Pick up the essay on good manners in Mansfield Park after its final sentence and carry it forward.

> **PASSAGE GIVEN**:
--- Begin ---
Uncivilized??

After reading Lionel Trilling’s excellent essay insisting that Jane Austen’s Mansfield Park oughtn’t to be dismissed as her weakest novel I was inspired to visit the novel again. I must admit I had thought, along with many another critic, that of all her novels this was indeed the poorest. With Austen, of course, even her weakest  novel would be gradations above the novels of so many others, but still, it simply didn’t seem to rank up there with Pride and Prejudice. Trilling shows that Austen herself started writing Mansfield Park almost before the ink was dry on the pages of her greatest novel when she thought it could have been even better — an urge that lead her to start writing what she regarded as a more balanced novel.

Whether one agrees with Trilling or not, and the argument can get a bit hairsplitting at times, a tempest in a teapot if you will, Austen points us in a direction we seem to have too long ignored. In her novels, all of them, we are forced to admit that manners are what makes the person. Character and good manners go hand-in-hand and cannot be separated from one another. Ortega y Gasset reminded us in the 1930s that “civilization is above all else the will to live in common,” and Norbert Elias, in his study of The Civilizing Process insists that civilization is nothing more and nothing less that the awareness of others and the “consideration of what others might think.” In a word, the civilizing process involves “restraint and the regulation of elementary urges.” The notion that others matter, that we have obligations to others is the common thread in what we loosely call “good manners” — as it is in all of Austen’s novels.

When a man opens a door for an elderly person, or gives up his seat on a crowded bus; when a neighbor turns down the radio or television out of consideration for others who might be disturbed; when one avoids saying what one thinks because it might hurt the feelings of the listener; when a speaker refuses to interrupt another speaker; in all these cases, we see self-restraint at work along with the “regulation of elementary urges” — good manners. Edmund Burke saw them as the stuff of morality.

Franny Price, the heroine of Mansfield Park, is the embodiment of good manners, the civilized person. She has been torn away from her poor family at the age of nine to live with her wealthy uncle and aunt one hundred miles away. She suffers separation anxiety in the extreme because of the sudden change and her one link to mental stability is the care and concert of her young cousin Edmund who, alone among all the other “upper crust” people she nows lives with, cares about her and shows compassion and concern for her suffering.  In the eyes of her new family, except for Edmund, she resides somewhere between the servants and themselves. One of her aunts relegates her to an attic room and tells the servants not to light the fire.
--- End ---
> **MATERIAL**:
--- Begin ---
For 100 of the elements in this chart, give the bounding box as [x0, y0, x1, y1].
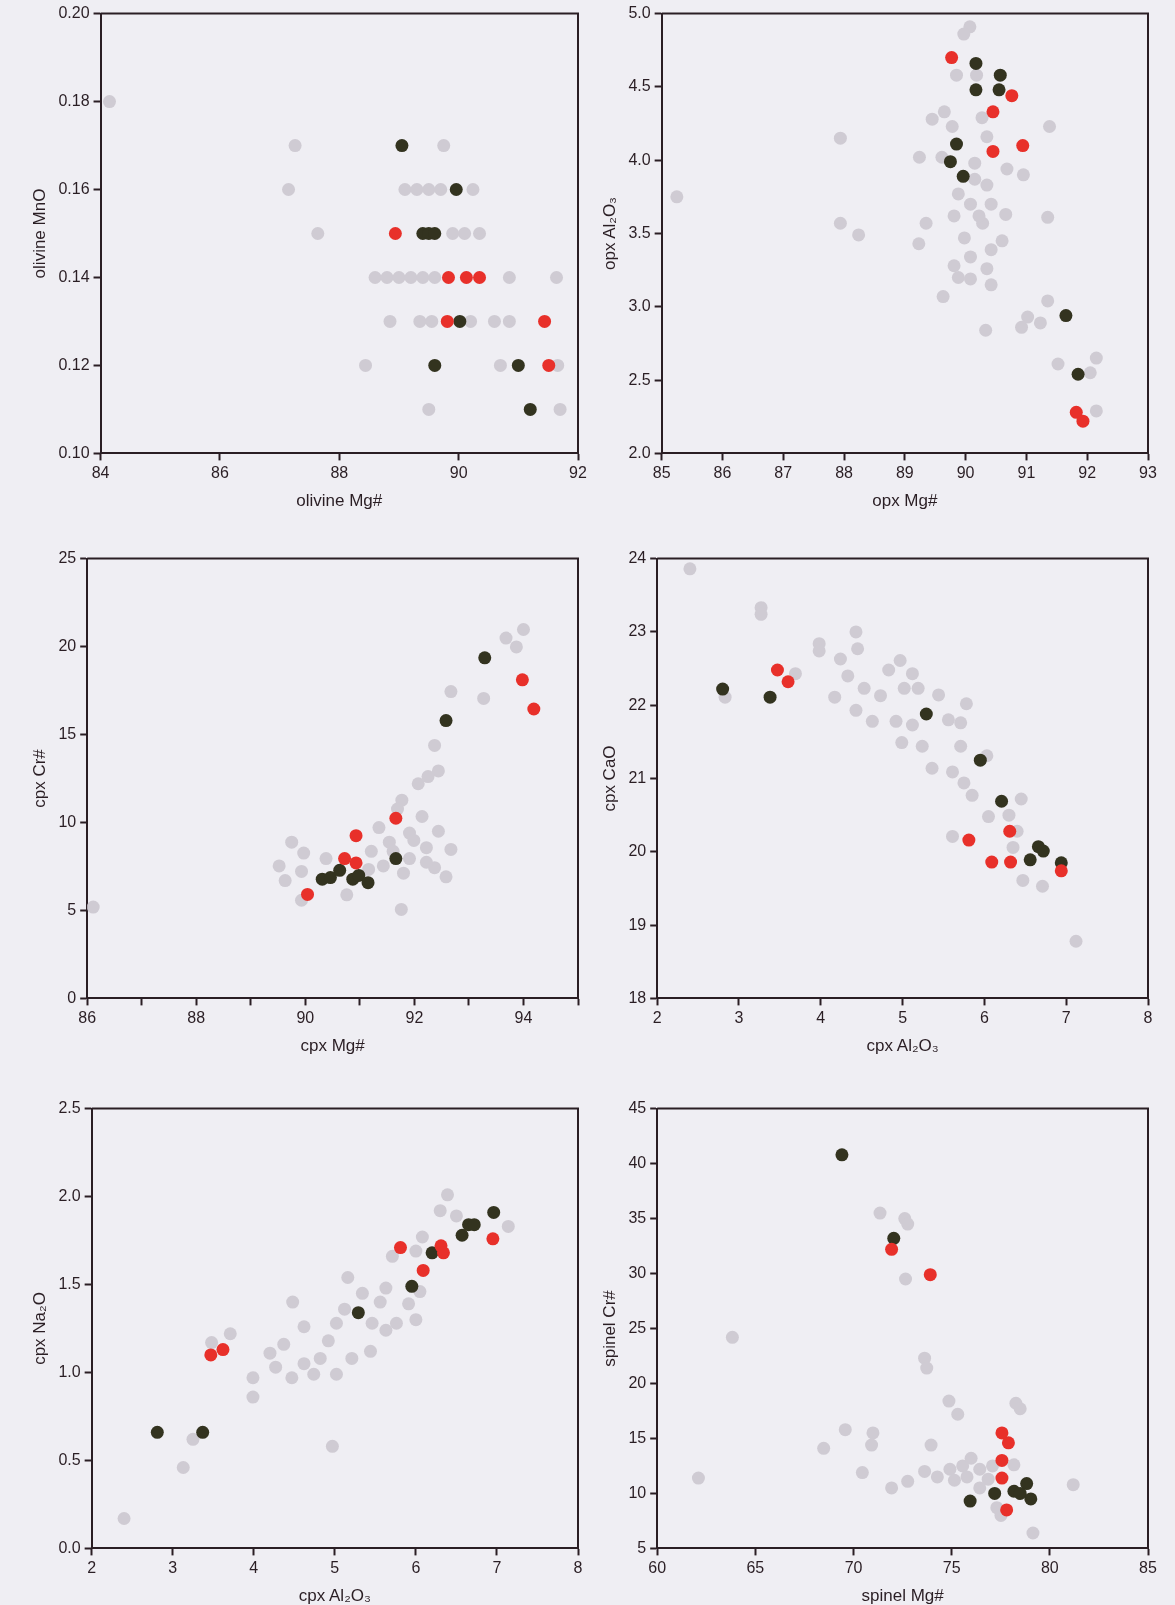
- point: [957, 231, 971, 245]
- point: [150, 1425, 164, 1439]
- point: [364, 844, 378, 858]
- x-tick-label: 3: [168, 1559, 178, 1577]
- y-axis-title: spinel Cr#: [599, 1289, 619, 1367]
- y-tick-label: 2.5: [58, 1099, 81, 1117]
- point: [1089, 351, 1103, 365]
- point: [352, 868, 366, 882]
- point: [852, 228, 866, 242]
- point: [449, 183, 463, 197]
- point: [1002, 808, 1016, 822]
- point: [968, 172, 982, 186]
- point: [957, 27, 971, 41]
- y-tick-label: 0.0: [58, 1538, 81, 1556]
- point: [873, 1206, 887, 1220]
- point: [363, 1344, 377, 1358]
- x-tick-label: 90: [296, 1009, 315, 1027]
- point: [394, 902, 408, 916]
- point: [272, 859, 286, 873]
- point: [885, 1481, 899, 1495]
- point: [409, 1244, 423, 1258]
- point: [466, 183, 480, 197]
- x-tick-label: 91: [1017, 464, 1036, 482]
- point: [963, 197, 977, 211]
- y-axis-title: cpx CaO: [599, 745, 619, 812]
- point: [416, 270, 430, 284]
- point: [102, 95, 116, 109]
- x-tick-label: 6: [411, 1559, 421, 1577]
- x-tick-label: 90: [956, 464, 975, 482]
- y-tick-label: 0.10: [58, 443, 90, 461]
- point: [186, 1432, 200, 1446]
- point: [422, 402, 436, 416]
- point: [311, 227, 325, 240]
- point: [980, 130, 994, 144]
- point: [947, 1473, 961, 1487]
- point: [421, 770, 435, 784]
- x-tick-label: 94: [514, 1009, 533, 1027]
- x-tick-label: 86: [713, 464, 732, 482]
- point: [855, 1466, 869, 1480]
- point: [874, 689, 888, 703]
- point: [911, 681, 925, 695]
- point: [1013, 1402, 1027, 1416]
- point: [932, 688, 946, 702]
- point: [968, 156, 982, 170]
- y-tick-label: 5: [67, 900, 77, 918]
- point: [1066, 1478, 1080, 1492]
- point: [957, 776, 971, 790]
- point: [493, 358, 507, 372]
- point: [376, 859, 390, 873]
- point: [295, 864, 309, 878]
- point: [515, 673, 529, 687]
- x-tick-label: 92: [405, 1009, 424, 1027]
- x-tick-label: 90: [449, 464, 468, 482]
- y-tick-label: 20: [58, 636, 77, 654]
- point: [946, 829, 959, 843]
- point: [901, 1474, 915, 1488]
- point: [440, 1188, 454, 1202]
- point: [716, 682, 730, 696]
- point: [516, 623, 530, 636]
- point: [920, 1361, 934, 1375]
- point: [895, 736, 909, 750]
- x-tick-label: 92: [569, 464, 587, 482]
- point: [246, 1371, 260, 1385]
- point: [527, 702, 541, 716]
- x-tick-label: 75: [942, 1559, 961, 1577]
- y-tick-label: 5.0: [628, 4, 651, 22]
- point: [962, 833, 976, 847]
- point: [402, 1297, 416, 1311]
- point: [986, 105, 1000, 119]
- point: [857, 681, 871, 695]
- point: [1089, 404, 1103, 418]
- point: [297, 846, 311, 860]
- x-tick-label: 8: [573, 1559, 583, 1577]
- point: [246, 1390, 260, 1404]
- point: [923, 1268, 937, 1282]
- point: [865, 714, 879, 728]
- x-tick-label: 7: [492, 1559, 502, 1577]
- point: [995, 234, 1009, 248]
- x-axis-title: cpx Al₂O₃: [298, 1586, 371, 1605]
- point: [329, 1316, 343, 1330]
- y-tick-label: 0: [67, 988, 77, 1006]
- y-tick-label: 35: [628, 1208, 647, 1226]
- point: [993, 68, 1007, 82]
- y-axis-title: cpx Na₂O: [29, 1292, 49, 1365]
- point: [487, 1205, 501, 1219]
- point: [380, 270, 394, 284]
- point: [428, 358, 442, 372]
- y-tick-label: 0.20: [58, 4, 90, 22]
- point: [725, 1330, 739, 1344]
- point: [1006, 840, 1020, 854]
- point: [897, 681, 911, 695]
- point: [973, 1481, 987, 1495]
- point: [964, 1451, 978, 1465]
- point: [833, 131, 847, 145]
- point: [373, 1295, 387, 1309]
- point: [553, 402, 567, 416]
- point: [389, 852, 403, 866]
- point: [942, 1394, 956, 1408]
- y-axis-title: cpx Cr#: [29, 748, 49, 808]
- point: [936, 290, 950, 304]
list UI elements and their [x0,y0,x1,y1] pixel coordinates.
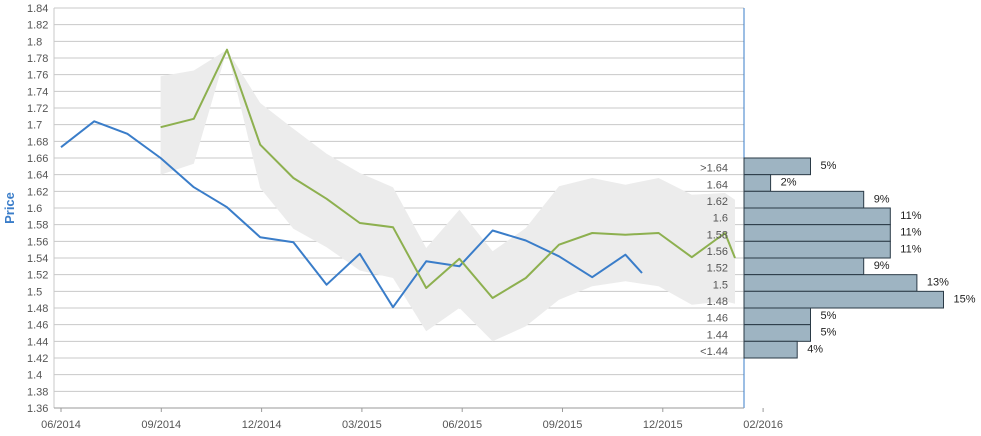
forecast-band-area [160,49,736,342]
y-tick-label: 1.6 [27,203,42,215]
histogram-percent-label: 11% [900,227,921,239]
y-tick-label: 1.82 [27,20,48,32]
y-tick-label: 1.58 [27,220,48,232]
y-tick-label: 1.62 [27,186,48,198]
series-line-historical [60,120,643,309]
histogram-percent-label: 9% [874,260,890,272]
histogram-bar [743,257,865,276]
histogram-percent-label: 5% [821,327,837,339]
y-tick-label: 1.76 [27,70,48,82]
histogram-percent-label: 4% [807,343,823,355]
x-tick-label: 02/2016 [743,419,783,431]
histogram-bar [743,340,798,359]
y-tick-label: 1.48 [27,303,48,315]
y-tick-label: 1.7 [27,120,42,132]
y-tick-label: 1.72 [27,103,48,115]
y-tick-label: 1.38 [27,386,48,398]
--- End ---
> **OUTPUT**:
As Fanny grows older and her love for Edmund deepens and her sensitivity of others around her increases — including her three other cousins and her aunts and uncle — she becomes an attractive and fascinating woman. Indeed, a “gentleman” of considerable fortune by the name of Henry Crawford sets out to make Fanny fall in love with him, purely out of boredom, only to fall helplessly in love with her himself. He makes her an offer of marriage, an offer Fanny repulses — to the distress of her relatives. She sees him as the embodiment of all that is wrong with those around her, an “uncivilized” man; she sees

“. . .a want of delicacy and regard for others. . . .a gross want of feeling and humanity where his own pleasure was concerned — And, also, has always known no principle to supply as a duty what the heart was deficient in.”

In fact, the pleasure-seeking, self-absorbed Henry Crawford is the embodiment, along with his sister Mary, of what Trilling calls “the modern type, the person who cultivates the style of sensitivity, virtue, and intelligence.” In other words, in Trilling’s view Mansfield Park is about pretense, personality in the place of character, the tendency so many have to pretend they are something they are not for lack of sound moral principles to form a solid core of self. Fanny and her cousin Edmund are, among all the characters in the novel, the only two who are genuine and honest, the only truly civilized people among a host of others who either pretend to be so or who are past caring.

And this is where  a novel written in 1816 can be seen to be a commentary on our own age and culture, an age and culture in which the self and its pleasures have become the center of concern for the greater part of humanity and the Other has been lost in that preoccupation with self that sees good manners as archaic and somehow irrelevant — and who view honesty as not an obligation we have to ourselves and others but simply a matter of letting it all “hang out.” All of which places us in the category of those who in one way or another revealed themselves to Fanny Price as people who are locked within themselves, showing a lack of principles “to supply as a duty what the heart is deficient in.”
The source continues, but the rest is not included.